━━━ SUPPLIED INFORMATION

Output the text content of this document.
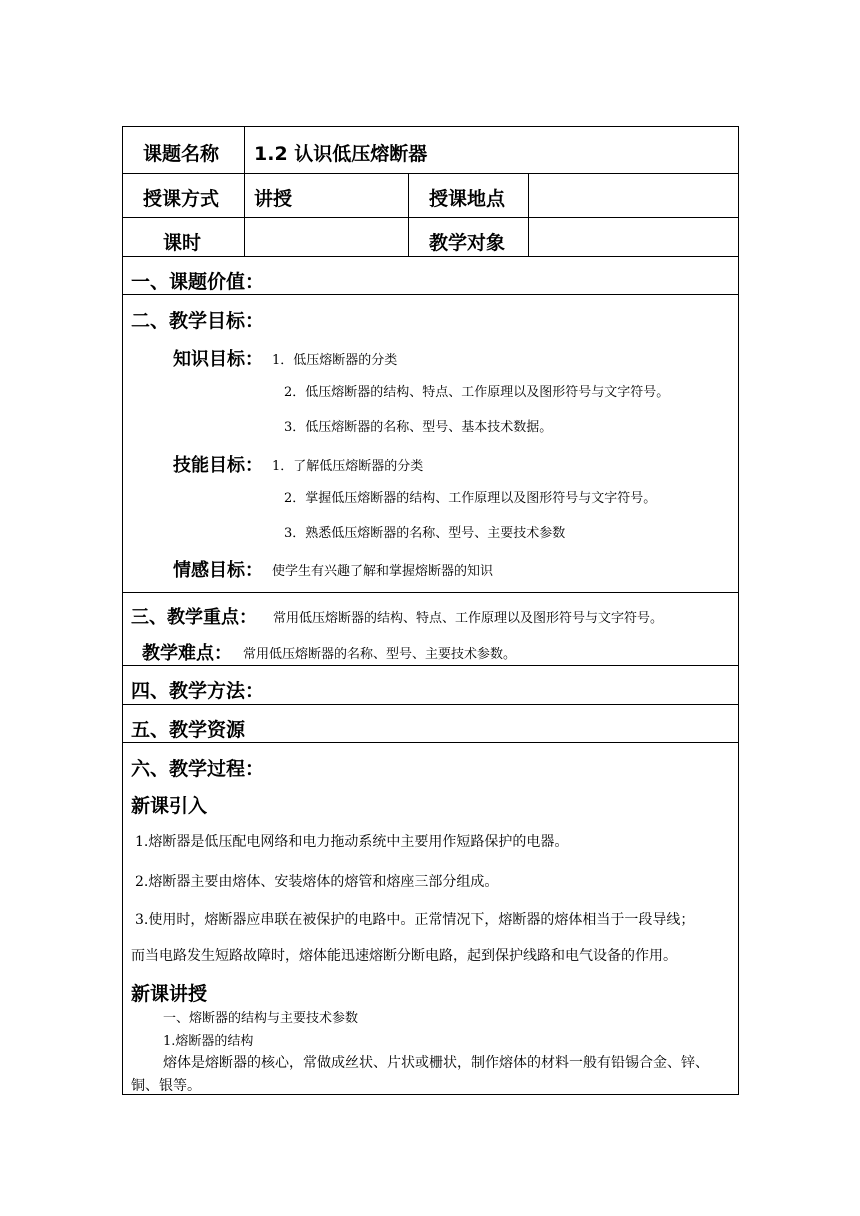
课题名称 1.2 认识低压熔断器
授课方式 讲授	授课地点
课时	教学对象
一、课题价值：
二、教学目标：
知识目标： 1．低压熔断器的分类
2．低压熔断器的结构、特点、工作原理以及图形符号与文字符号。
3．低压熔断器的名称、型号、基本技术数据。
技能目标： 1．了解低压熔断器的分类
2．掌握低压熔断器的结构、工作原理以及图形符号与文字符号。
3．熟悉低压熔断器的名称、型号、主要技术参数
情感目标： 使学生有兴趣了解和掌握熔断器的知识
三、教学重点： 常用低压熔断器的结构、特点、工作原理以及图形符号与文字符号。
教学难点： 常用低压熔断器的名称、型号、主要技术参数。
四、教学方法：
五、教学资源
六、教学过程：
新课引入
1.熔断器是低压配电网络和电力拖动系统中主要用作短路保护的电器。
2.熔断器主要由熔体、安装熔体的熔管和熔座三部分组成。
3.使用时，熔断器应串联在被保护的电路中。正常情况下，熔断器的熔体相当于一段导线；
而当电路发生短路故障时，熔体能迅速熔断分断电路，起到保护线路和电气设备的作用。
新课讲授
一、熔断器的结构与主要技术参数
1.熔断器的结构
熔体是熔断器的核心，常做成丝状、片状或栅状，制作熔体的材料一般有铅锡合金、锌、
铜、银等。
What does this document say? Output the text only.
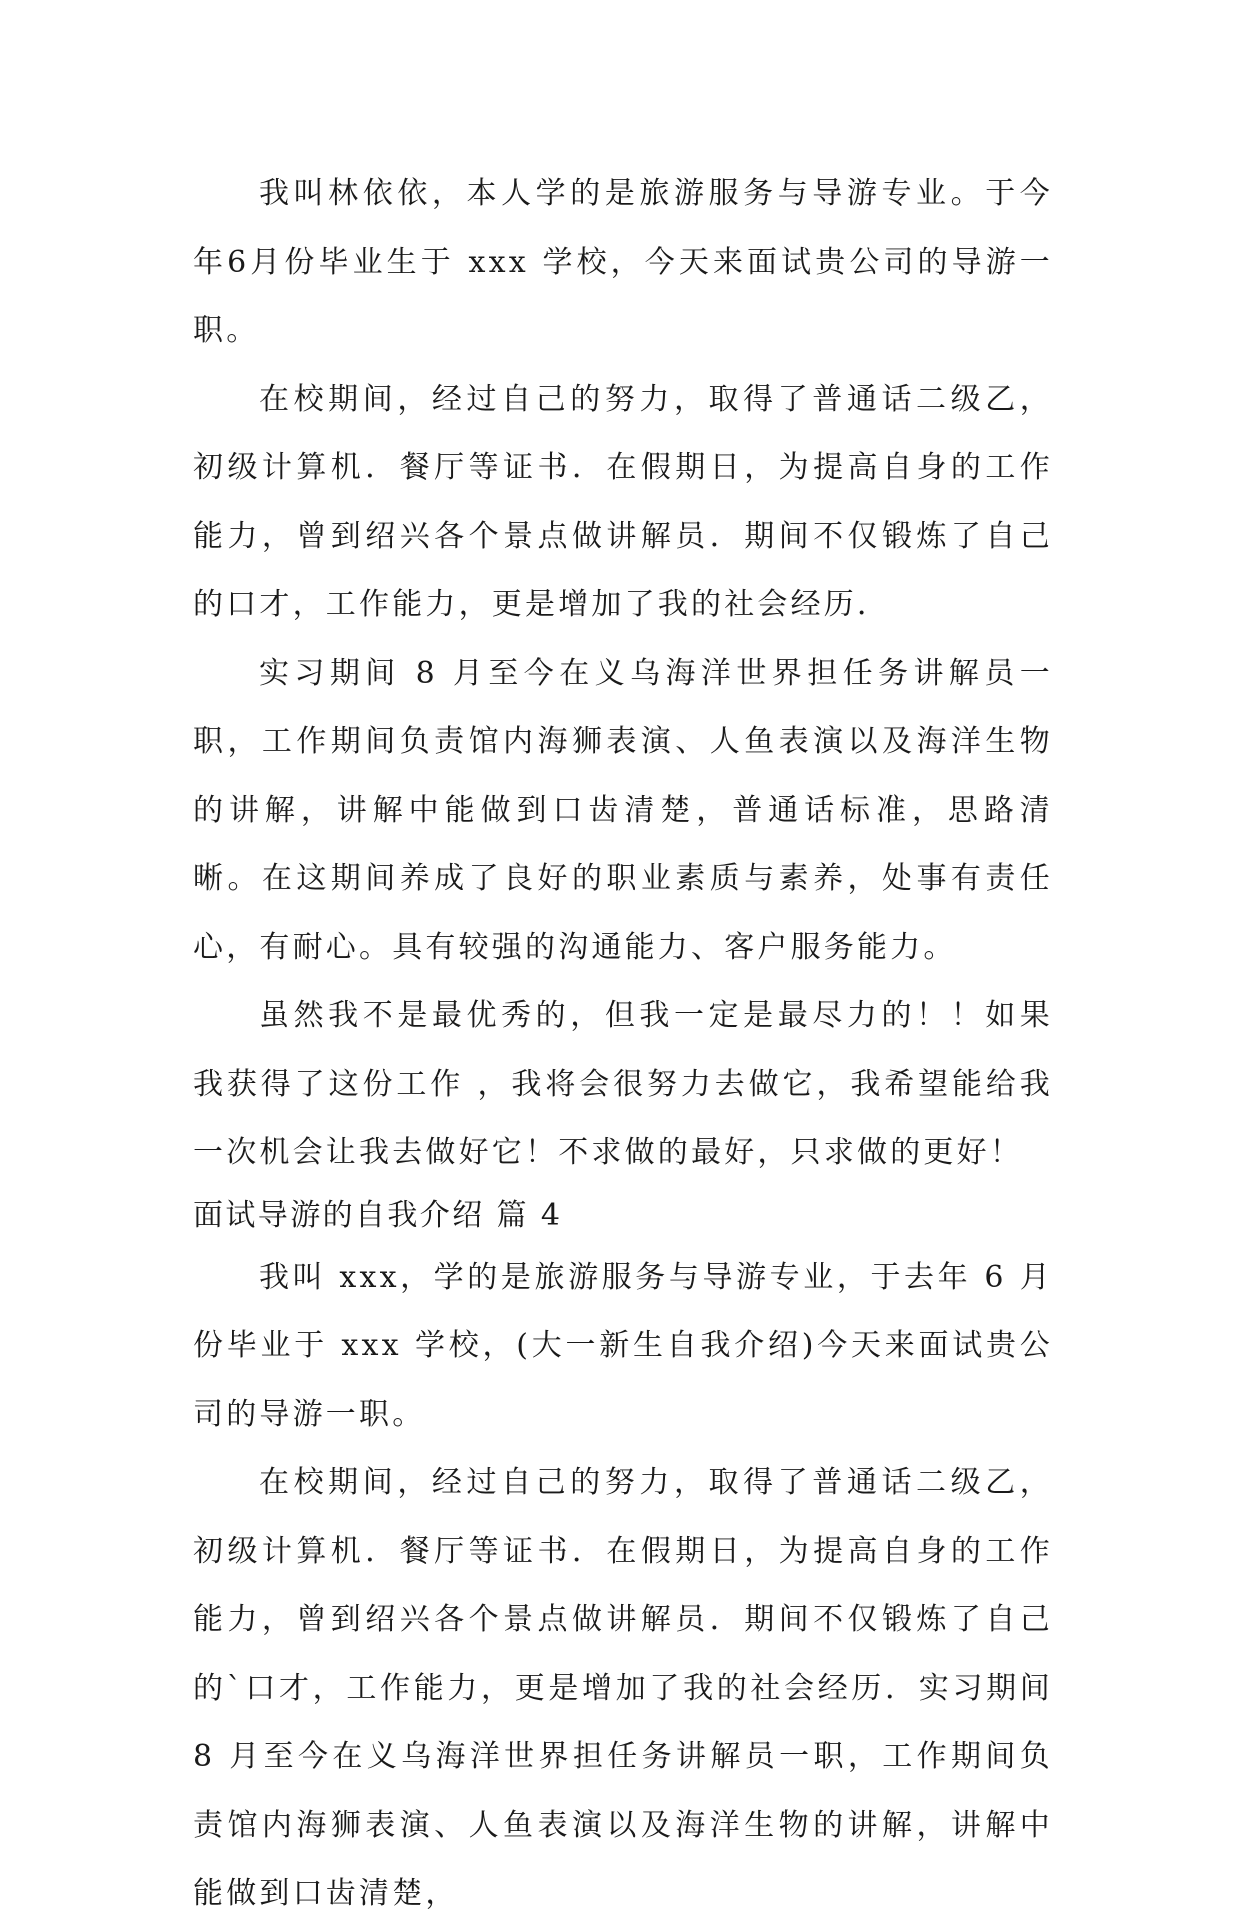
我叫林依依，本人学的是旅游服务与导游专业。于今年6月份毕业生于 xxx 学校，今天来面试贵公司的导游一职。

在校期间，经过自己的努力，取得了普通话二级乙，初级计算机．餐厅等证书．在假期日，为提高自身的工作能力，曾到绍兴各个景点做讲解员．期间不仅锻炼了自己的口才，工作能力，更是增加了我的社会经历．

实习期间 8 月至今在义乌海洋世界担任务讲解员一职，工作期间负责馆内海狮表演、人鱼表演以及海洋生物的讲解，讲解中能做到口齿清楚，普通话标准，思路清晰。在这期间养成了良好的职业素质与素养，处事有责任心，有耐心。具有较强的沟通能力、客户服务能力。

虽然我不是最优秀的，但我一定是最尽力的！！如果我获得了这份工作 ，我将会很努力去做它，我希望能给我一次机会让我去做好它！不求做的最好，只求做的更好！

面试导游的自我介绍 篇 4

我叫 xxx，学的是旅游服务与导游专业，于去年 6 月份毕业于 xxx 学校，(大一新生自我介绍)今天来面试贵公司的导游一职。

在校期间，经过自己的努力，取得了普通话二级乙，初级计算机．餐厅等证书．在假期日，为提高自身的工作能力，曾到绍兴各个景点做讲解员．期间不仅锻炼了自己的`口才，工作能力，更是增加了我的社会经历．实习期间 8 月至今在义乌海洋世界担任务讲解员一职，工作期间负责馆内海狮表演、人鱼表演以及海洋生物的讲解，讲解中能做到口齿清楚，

━━━━━━
━━━ SUPPLIED INFORMATION

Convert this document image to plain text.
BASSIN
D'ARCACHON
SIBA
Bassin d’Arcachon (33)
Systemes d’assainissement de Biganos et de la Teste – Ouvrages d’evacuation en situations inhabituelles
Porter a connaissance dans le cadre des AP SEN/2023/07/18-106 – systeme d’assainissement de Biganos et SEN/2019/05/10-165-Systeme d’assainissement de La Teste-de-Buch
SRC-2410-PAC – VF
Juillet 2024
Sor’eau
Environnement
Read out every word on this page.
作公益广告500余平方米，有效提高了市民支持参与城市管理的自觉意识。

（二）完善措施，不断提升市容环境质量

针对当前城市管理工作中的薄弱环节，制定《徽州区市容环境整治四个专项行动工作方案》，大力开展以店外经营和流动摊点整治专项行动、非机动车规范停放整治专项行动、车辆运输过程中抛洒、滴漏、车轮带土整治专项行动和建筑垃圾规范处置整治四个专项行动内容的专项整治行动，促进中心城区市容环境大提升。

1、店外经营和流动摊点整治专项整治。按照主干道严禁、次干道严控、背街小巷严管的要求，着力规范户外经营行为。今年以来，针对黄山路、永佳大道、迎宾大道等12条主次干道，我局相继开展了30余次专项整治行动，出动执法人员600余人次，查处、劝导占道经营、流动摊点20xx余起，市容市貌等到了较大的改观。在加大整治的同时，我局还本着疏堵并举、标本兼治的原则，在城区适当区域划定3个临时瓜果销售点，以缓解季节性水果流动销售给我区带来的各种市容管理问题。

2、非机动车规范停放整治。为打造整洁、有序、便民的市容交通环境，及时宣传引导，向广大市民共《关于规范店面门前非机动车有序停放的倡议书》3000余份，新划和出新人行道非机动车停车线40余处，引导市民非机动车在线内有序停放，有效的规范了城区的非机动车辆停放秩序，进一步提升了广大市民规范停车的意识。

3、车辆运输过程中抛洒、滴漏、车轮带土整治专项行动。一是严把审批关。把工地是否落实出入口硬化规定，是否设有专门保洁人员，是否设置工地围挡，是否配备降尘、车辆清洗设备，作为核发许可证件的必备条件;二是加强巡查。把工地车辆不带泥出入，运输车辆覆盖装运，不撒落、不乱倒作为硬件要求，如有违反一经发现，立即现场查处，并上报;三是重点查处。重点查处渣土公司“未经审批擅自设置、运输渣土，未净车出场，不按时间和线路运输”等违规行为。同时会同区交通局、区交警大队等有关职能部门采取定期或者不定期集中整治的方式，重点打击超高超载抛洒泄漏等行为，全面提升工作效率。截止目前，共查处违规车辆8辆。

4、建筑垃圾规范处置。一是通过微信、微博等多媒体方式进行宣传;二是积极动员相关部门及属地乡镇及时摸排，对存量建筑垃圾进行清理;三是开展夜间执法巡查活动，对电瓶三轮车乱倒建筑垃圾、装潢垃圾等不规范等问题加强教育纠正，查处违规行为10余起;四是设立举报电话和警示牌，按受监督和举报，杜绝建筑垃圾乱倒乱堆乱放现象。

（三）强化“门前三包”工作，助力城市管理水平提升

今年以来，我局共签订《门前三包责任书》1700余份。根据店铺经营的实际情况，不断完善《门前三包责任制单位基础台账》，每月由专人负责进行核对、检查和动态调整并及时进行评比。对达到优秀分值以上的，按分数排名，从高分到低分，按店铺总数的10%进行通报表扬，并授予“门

━━━━━━
━━━ SUPPLIED INFORMATION

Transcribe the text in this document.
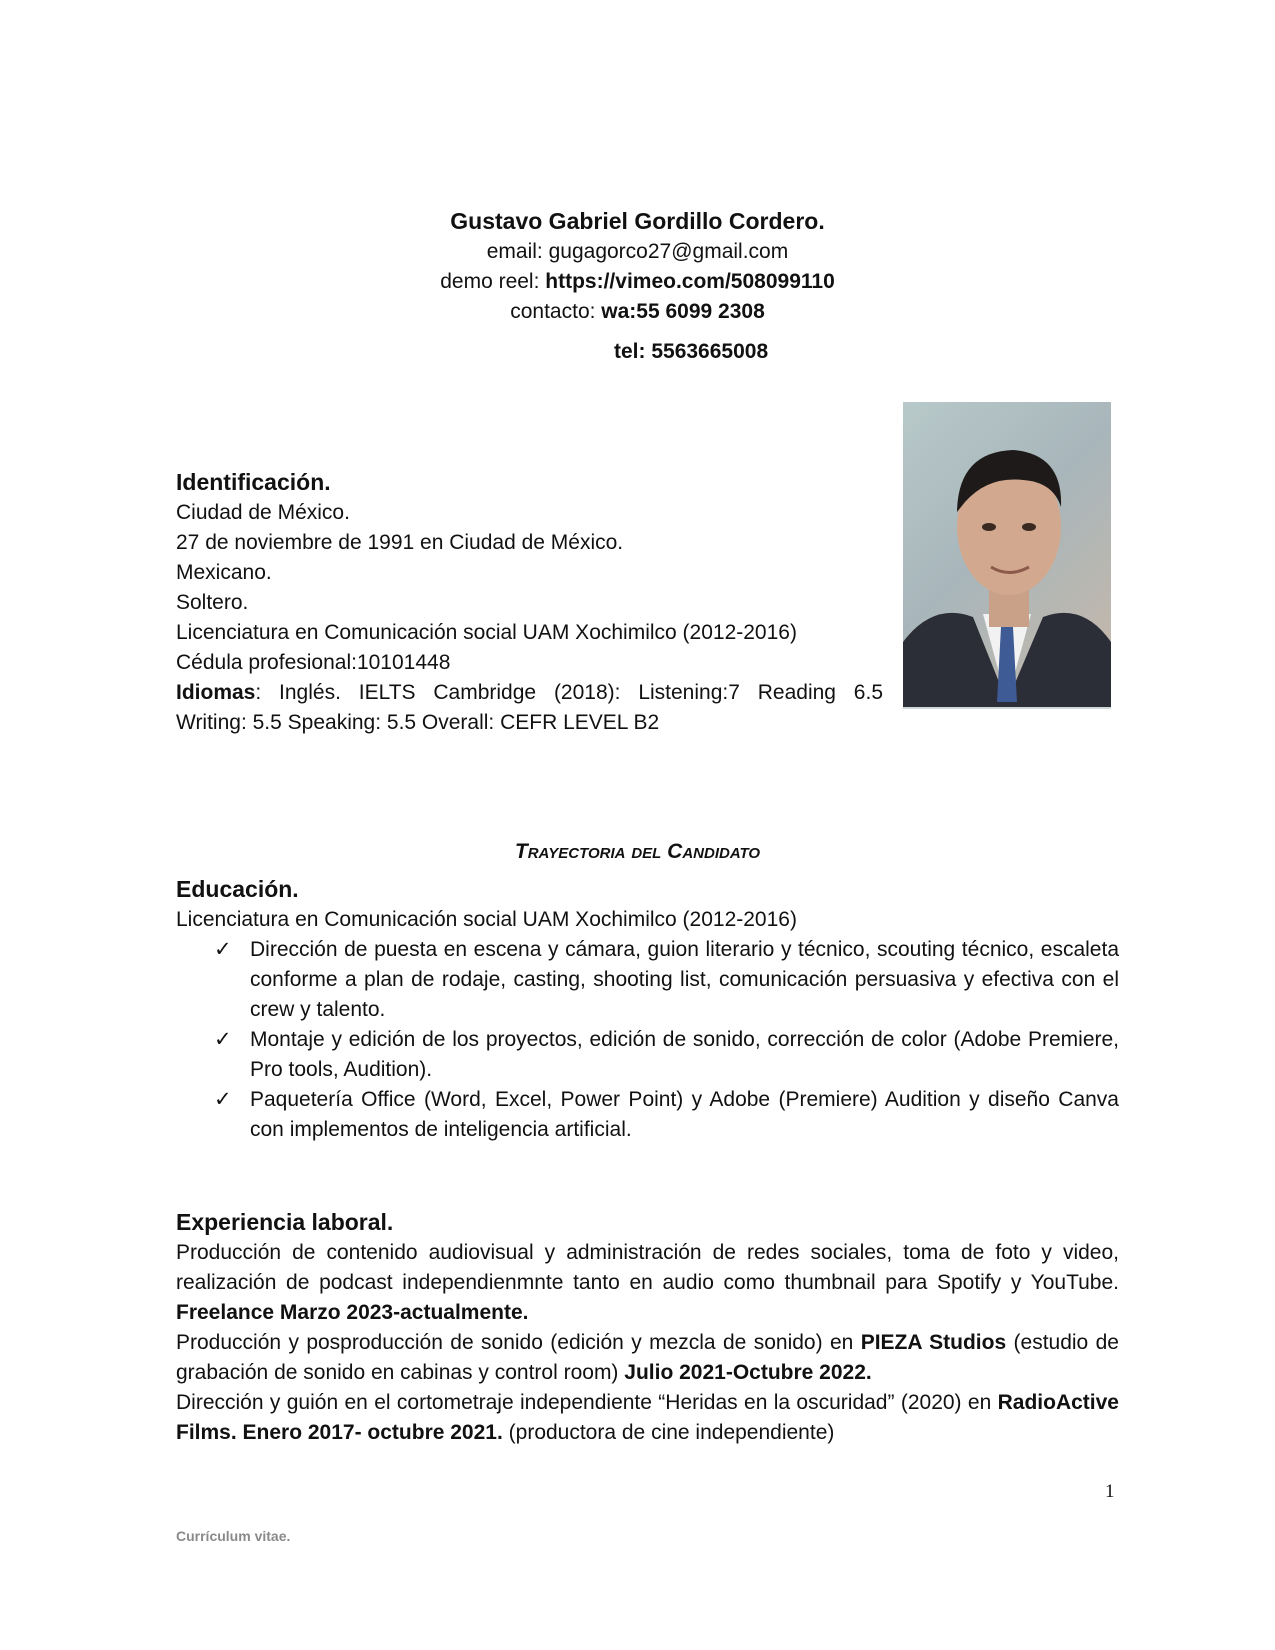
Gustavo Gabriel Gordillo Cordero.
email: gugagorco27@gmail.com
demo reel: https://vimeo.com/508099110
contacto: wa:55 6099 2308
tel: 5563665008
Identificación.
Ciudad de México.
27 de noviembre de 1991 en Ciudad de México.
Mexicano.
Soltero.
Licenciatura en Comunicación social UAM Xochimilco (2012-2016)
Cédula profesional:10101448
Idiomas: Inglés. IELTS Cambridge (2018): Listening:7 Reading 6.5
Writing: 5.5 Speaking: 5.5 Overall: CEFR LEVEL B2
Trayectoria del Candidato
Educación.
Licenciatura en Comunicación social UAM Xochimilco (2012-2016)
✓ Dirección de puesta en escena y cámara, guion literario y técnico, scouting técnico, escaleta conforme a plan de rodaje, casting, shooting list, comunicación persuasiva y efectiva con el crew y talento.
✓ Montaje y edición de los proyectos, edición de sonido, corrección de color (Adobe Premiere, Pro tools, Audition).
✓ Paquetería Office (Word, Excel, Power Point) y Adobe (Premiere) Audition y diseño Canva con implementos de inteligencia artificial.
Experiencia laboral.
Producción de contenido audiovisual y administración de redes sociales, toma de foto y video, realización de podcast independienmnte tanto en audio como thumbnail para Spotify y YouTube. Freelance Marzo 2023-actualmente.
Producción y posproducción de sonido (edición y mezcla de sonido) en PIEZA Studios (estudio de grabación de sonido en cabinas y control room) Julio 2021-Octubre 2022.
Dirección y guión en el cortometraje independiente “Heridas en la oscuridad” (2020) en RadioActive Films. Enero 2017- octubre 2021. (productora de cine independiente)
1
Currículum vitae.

━━━━━━

#### WHAT YOU WILL DO
For the entries above, state how many lines contain the word "工作能力". Provide the number by itself.

#### RESULT OF THE EXERCISE
2